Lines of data

....

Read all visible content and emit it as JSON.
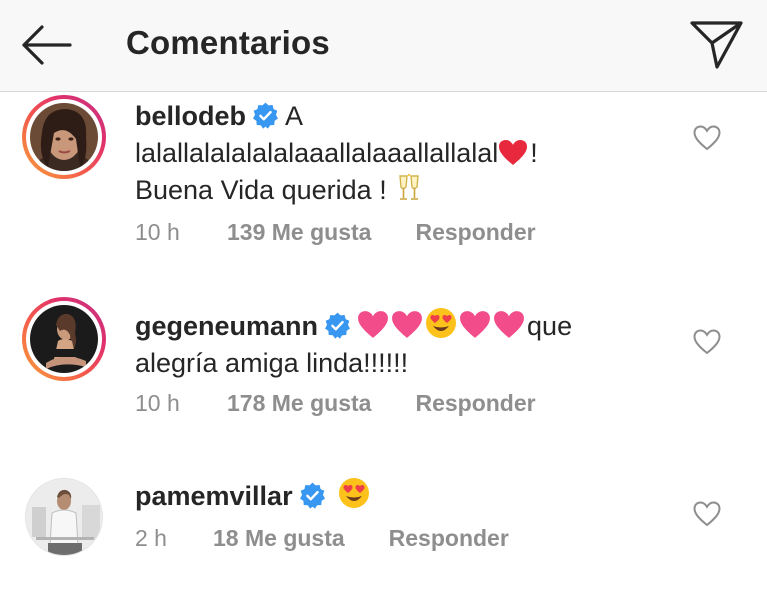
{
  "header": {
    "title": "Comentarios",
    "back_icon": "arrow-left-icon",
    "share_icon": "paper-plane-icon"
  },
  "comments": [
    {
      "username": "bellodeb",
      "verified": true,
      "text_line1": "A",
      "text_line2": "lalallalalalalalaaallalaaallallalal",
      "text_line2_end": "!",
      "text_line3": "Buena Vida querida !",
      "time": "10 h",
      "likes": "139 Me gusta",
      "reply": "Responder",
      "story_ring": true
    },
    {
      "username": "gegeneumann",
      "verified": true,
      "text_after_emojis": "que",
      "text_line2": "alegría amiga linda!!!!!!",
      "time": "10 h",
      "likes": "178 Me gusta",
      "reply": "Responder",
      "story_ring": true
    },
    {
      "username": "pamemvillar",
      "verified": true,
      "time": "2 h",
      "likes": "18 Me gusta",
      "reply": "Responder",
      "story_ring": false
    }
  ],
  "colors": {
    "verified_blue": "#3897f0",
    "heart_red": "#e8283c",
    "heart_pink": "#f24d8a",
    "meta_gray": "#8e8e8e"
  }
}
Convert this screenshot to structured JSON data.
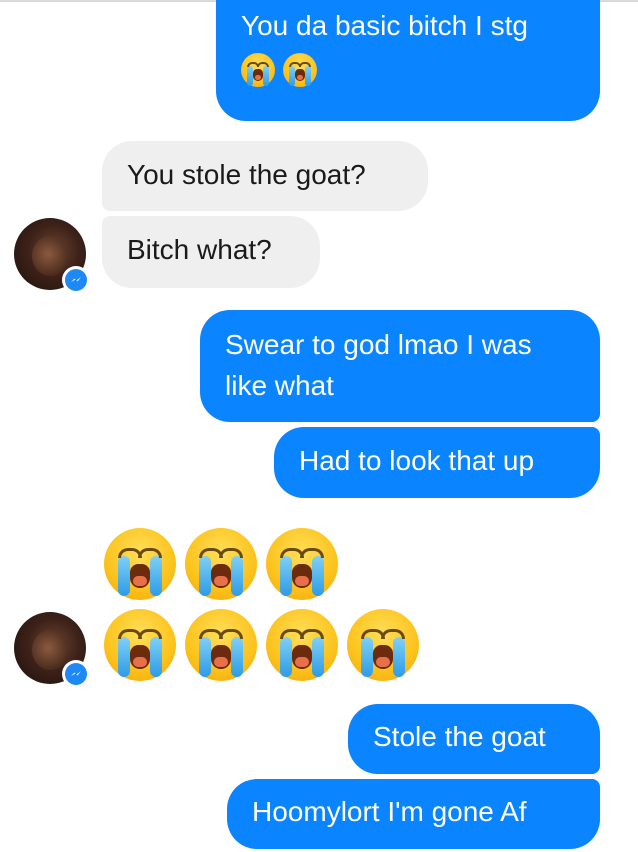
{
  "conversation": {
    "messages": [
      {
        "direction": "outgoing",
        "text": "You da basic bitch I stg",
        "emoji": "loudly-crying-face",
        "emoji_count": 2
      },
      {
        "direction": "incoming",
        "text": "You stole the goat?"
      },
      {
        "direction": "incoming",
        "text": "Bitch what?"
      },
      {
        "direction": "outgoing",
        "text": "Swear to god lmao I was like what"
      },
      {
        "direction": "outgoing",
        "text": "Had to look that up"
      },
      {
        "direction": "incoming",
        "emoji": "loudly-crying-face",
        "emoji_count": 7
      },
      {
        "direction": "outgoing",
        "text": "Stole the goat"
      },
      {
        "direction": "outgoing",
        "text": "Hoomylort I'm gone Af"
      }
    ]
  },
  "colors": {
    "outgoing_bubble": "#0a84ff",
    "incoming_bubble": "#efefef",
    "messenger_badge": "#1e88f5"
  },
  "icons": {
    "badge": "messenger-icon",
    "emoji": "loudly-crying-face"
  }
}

....

**Task prompt:** Scan the material above. Return every line containing the string "gusta".

**Solution to this exercise:**
      "likes": "139 Me gusta",
      "likes": "178 Me gusta",
      "likes": "18 Me gusta",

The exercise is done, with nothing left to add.